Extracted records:
** Begin **

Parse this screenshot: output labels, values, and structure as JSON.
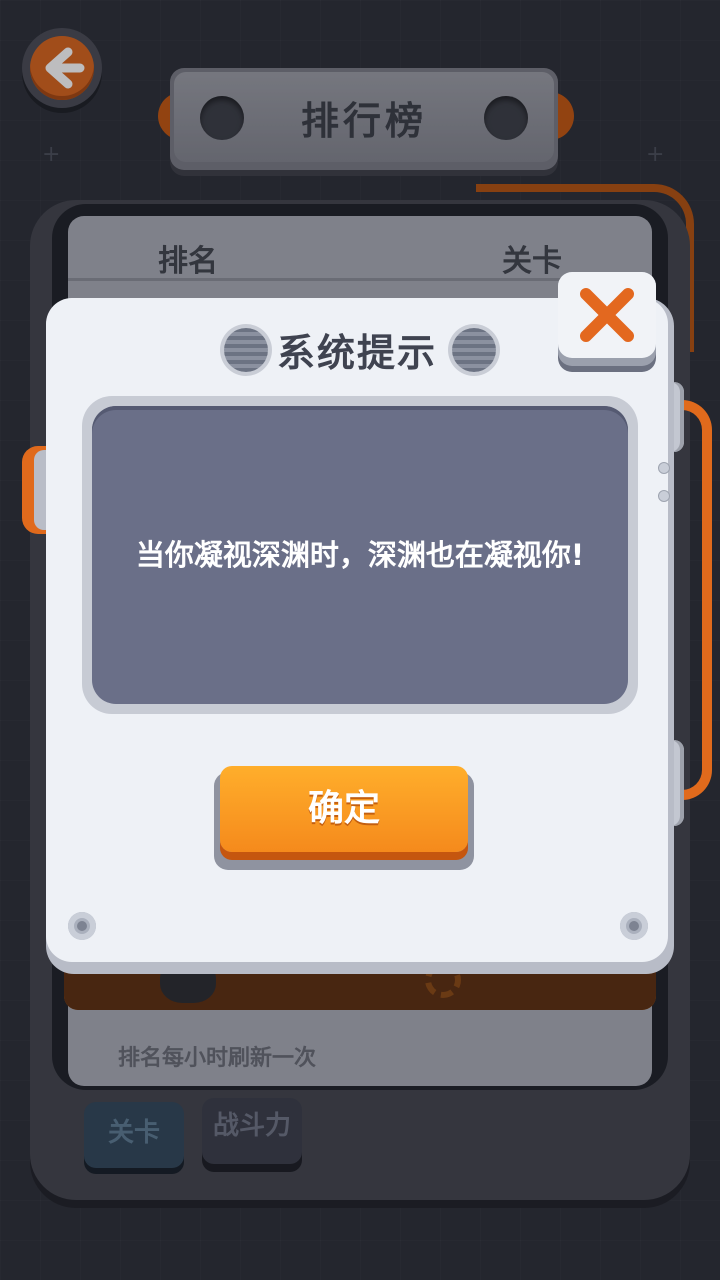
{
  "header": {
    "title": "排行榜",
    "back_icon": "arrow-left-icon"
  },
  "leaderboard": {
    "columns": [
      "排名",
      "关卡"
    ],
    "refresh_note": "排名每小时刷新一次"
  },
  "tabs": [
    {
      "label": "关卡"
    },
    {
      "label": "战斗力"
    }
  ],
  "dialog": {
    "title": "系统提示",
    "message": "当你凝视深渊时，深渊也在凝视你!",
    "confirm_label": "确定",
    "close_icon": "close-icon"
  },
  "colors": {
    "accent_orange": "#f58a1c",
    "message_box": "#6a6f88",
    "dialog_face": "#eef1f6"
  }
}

** End **
** Begin **

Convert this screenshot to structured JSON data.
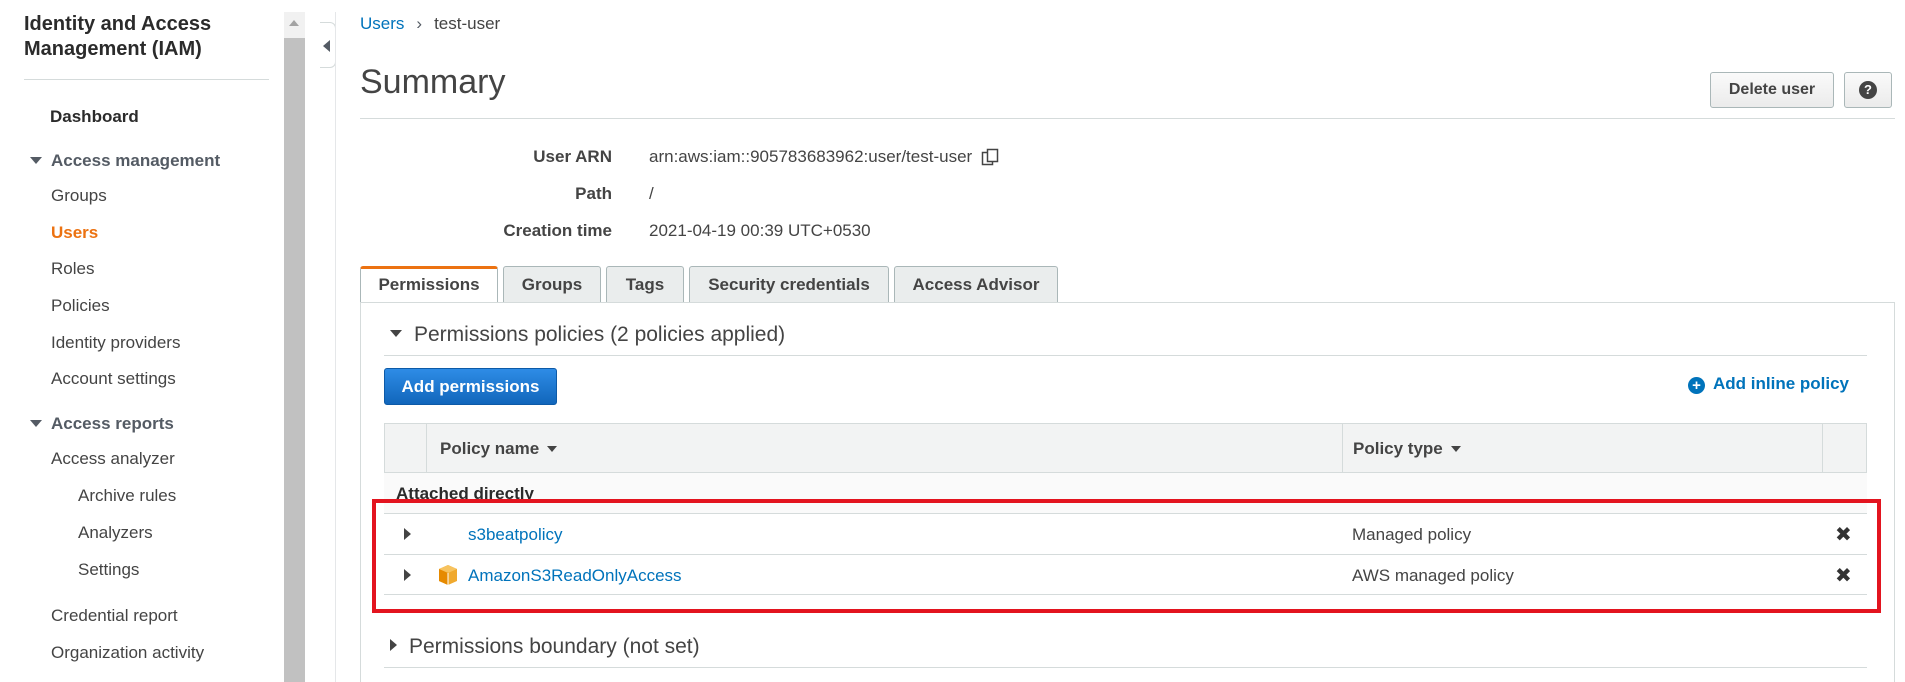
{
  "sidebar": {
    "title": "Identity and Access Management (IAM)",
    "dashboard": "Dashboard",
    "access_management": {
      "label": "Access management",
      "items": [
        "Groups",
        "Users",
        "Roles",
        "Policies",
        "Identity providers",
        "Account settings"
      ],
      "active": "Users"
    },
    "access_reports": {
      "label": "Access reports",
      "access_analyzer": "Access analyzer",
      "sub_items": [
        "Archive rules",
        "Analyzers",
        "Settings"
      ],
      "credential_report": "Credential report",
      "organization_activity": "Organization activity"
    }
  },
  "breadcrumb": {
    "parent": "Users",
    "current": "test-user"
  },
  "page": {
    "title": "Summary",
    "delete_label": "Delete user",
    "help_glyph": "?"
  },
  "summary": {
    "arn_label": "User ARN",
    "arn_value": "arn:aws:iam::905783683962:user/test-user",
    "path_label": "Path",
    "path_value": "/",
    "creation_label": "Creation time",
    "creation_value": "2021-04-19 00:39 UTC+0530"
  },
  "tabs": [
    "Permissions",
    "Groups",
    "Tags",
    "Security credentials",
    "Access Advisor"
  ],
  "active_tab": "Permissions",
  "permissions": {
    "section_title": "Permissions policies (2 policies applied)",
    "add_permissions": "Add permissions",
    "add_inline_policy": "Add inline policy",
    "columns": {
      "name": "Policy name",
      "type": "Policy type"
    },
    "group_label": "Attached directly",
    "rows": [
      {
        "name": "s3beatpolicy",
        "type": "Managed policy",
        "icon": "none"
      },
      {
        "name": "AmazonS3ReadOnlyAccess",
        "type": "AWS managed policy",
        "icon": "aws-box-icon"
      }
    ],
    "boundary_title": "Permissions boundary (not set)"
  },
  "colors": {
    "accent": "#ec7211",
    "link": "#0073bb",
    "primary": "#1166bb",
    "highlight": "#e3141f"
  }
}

** End **

DIRECTIVE:
Filter the records down to the lines that contain the string "icon", and copy those lines.

COMPLETE ANSWER:
    "back_icon": "arrow-left-icon"
    "close_icon": "close-icon"
        "icon": "none"
        "icon": "aws-box-icon"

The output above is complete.